- What is needed -
Return every line of the records below verbatim, with no pictures in the copy.
## start Available data
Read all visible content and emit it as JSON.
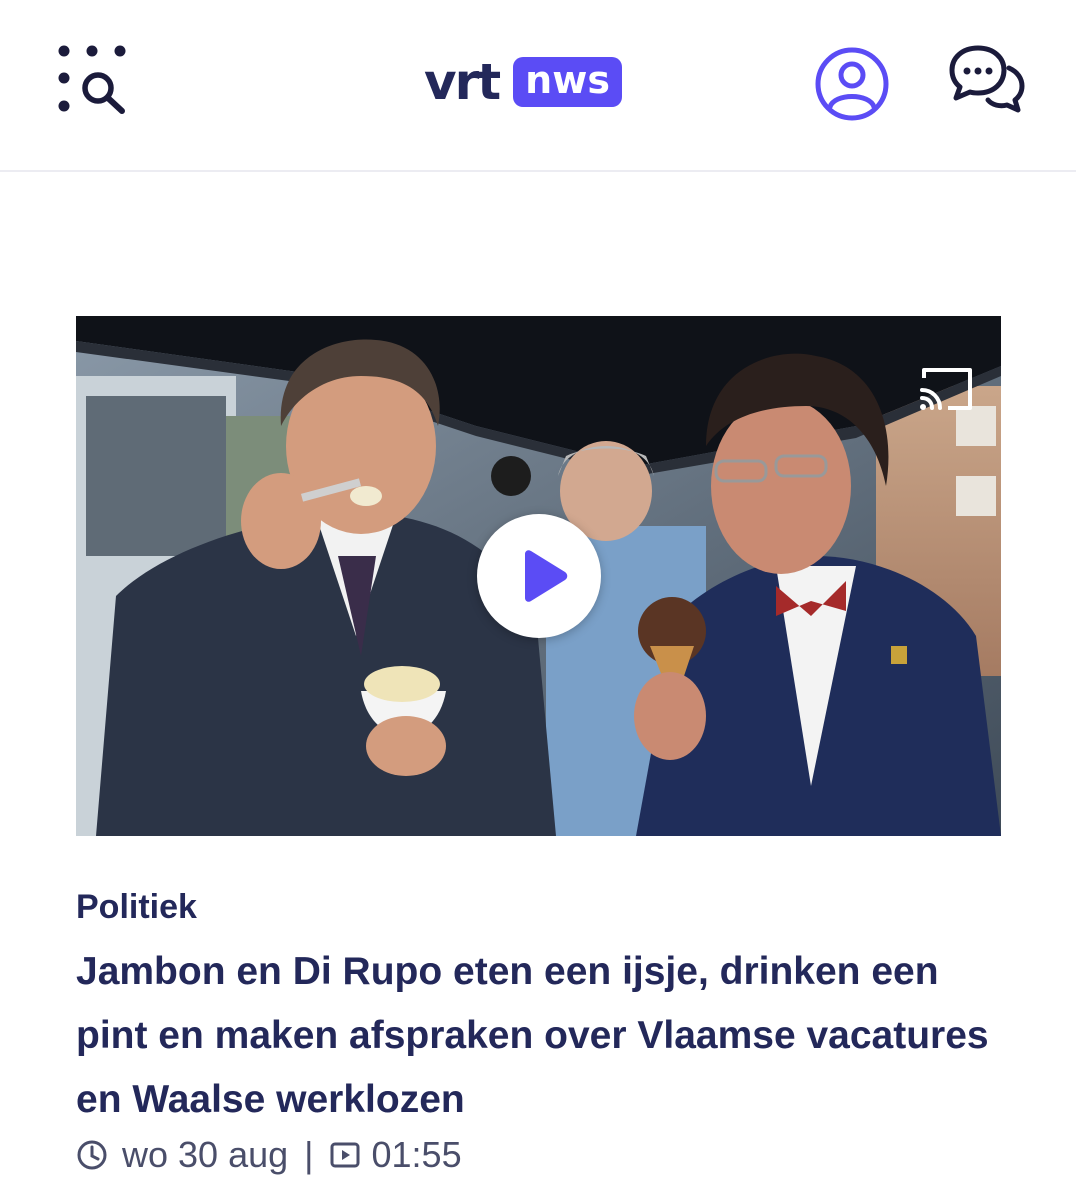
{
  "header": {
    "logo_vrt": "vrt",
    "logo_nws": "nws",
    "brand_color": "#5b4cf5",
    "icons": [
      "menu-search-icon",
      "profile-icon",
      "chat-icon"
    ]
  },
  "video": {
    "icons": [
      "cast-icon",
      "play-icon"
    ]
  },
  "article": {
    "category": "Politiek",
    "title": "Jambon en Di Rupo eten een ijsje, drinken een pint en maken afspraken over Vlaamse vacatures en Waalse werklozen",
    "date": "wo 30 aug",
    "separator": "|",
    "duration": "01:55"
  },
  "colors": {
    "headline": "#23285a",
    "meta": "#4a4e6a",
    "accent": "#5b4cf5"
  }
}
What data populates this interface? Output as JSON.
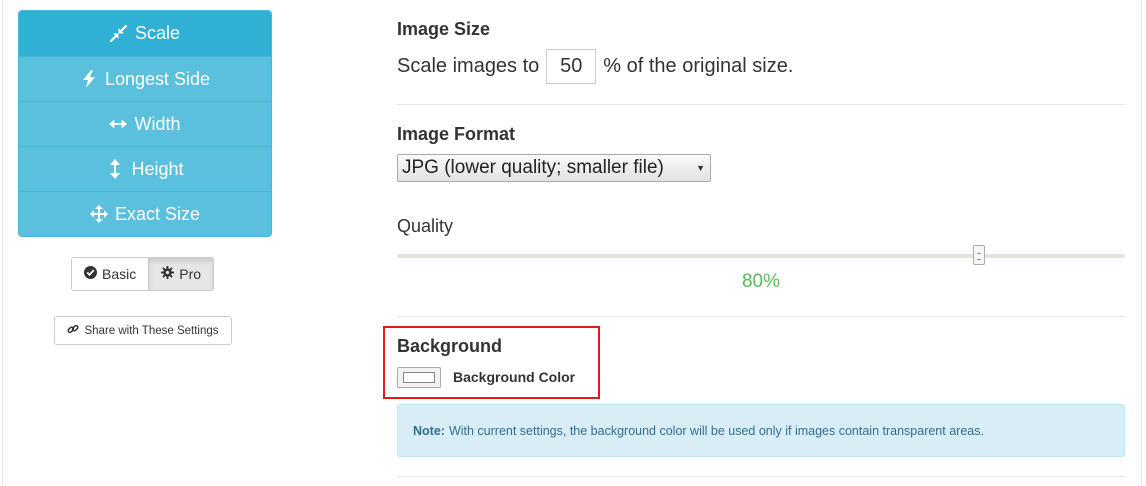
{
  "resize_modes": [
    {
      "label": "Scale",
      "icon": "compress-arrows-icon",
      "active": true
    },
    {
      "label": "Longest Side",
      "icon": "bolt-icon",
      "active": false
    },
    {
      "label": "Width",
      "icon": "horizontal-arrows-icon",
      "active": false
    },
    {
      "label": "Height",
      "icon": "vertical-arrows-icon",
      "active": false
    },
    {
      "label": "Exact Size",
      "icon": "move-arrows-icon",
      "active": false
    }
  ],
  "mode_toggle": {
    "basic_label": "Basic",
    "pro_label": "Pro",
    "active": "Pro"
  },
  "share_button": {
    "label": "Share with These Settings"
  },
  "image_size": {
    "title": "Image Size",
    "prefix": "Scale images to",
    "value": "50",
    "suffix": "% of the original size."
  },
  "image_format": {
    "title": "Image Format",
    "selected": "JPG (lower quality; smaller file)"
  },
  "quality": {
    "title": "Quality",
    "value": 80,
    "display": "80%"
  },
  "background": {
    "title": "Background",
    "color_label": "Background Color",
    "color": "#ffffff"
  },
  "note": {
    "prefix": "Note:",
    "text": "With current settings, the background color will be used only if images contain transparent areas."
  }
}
## end Available data
- Result of the task -
Read all visible content and emit it as JSON.
{
  "header": {
    "logo_vrt": "vrt",
    "logo_nws": "nws",
    "brand_color": "#5b4cf5",
    "icons": [
      "menu-search-icon",
      "profile-icon",
      "chat-icon"
    ]
  },
  "video": {
    "icons": [
      "cast-icon",
      "play-icon"
    ]
  },
  "article": {
    "category": "Politiek",
    "title": "Jambon en Di Rupo eten een ijsje, drinken een pint en maken afspraken over Vlaamse vacatures en Waalse werklozen",
    "date": "wo 30 aug",
    "separator": "|",
    "duration": "01:55"
  },
  "colors": {
    "headline": "#23285a",
    "meta": "#4a4e6a",
    "accent": "#5b4cf5"
  }
}
What data populates this interface? Output as JSON.
{
  "resize_modes": [
    {
      "label": "Scale",
      "icon": "compress-arrows-icon",
      "active": true
    },
    {
      "label": "Longest Side",
      "icon": "bolt-icon",
      "active": false
    },
    {
      "label": "Width",
      "icon": "horizontal-arrows-icon",
      "active": false
    },
    {
      "label": "Height",
      "icon": "vertical-arrows-icon",
      "active": false
    },
    {
      "label": "Exact Size",
      "icon": "move-arrows-icon",
      "active": false
    }
  ],
  "mode_toggle": {
    "basic_label": "Basic",
    "pro_label": "Pro",
    "active": "Pro"
  },
  "share_button": {
    "label": "Share with These Settings"
  },
  "image_size": {
    "title": "Image Size",
    "prefix": "Scale images to",
    "value": "50",
    "suffix": "% of the original size."
  },
  "image_format": {
    "title": "Image Format",
    "selected": "JPG (lower quality; smaller file)"
  },
  "quality": {
    "title": "Quality",
    "value": 80,
    "display": "80%"
  },
  "background": {
    "title": "Background",
    "color_label": "Background Color",
    "color": "#ffffff"
  },
  "note": {
    "prefix": "Note:",
    "text": "With current settings, the background color will be used only if images contain transparent areas."
  }
}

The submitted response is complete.